EXERCISE TASK:
Quote the whole listing verbatim.

DATA FOR THIS EXERCISE:
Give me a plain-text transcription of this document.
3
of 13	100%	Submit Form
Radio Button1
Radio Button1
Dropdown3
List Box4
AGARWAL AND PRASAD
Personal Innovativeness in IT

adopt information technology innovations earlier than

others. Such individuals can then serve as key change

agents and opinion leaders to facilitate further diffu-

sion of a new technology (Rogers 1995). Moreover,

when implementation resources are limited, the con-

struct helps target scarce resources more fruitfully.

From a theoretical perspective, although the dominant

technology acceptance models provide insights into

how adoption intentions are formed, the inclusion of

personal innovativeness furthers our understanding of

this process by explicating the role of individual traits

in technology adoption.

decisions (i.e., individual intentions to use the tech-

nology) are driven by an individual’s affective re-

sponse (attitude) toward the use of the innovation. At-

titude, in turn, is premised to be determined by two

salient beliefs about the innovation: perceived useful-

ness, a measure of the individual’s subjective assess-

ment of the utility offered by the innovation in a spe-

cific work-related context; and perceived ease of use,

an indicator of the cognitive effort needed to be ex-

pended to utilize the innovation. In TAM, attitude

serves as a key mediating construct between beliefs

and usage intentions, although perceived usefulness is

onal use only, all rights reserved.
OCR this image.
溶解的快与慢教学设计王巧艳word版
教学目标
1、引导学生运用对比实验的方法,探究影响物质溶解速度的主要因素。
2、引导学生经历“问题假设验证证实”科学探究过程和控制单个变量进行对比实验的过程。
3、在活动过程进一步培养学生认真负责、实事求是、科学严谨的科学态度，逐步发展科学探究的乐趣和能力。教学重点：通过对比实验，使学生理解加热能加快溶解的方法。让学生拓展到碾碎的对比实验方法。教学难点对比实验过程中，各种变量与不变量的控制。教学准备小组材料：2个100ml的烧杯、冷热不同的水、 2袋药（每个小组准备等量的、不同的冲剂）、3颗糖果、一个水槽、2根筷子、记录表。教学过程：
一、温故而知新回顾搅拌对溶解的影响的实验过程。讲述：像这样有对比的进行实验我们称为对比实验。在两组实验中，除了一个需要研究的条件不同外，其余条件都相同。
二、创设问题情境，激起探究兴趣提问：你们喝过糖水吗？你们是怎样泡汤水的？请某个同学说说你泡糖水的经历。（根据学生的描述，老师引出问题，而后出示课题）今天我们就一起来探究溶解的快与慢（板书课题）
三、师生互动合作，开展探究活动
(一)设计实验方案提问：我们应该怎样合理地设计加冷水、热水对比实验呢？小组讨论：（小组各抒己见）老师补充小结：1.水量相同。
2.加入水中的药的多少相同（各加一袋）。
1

OUTPUT OF THE TASK:
Give me a plain-text transcription of this document.
3
of 13	100%	Submit Form
Radio Button1
Radio Button1
Dropdown3
List Box4
AGARWAL AND PRASAD
Personal Innovativeness in IT

adopt information technology innovations earlier than

others. Such individuals can then serve as key change

agents and opinion leaders to facilitate further diffu-

sion of a new technology (Rogers 1995). Moreover,

when implementation resources are limited, the con-

struct helps target scarce resources more fruitfully.

From a theoretical perspective, although the dominant

technology acceptance models provide insights into

how adoption intentions are formed, the inclusion of

personal innovativeness furthers our understanding of

this process by explicating the role of individual traits

in technology adoption.

decisions (i.e., individual intentions to use the tech-

nology) are driven by an individual’s affective re-

sponse (attitude) toward the use of the innovation. At-

titude, in turn, is premised to be determined by two

salient beliefs about the innovation: perceived useful-

ness, a measure of the individual’s subjective assess-

ment of the utility offered by the innovation in a spe-

cific work-related context; and perceived ease of use,

an indicator of the cognitive effort needed to be ex-

pended to utilize the innovation. In TAM, attitude

serves as a key mediating construct between beliefs

and usage intentions, although perceived usefulness is

onal use only, all rights reserved.
OCR this image.
溶解的快与慢教学设计王巧艳word版
教学目标
1、引导学生运用对比实验的方法,探究影响物质溶解速度的主要因素。
2、引导学生经历“问题假设验证证实”科学探究过程和控制单个变量进行对比实验的过程。
3、在活动过程进一步培养学生认真负责、实事求是、科学严谨的科学态度，逐步发展科学探究的乐趣和能力。教学重点：通过对比实验，使学生理解加热能加快溶解的方法。让学生拓展到碾碎的对比实验方法。教学难点对比实验过程中，各种变量与不变量的控制。教学准备小组材料：2个100ml的烧杯、冷热不同的水、 2袋药（每个小组准备等量的、不同的冲剂）、3颗糖果、一个水槽、2根筷子、记录表。教学过程：
一、温故而知新回顾搅拌对溶解的影响的实验过程。讲述：像这样有对比的进行实验我们称为对比实验。在两组实验中，除了一个需要研究的条件不同外，其余条件都相同。
二、创设问题情境，激起探究兴趣提问：你们喝过糖水吗？你们是怎样泡汤水的？请某个同学说说你泡糖水的经历。（根据学生的描述，老师引出问题，而后出示课题）今天我们就一起来探究溶解的快与慢（板书课题）
三、师生互动合作，开展探究活动
(一)设计实验方案提问：我们应该怎样合理地设计加冷水、热水对比实验呢？小组讨论：（小组各抒己见）老师补充小结：1.水量相同。
2.加入水中的药的多少相同（各加一袋）。
1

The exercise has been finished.